#### PROBLEM TO WORK ON:
Go through each line of the records below and count those with the word "html"; give only the total.

#### DATASET CONTENT:
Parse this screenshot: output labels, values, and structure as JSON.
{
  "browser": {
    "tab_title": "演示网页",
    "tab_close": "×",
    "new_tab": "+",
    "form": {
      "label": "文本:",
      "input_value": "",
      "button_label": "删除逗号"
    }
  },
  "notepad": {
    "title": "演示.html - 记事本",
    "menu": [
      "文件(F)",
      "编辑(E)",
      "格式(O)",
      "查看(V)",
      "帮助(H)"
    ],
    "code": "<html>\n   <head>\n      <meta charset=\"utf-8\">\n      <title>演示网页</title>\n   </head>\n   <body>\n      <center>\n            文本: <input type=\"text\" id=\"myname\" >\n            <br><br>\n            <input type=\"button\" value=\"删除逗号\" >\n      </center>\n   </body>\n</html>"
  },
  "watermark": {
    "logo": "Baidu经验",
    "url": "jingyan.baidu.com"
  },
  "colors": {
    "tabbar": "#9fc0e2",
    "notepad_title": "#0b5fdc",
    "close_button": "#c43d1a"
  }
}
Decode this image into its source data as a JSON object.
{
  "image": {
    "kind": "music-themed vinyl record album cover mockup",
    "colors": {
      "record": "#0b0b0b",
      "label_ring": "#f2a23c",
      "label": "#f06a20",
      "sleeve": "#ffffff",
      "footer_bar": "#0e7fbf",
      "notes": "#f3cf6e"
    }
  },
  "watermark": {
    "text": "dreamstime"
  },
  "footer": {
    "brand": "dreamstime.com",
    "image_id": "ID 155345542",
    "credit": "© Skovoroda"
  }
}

#### OUTPUT OF THE TASK:
2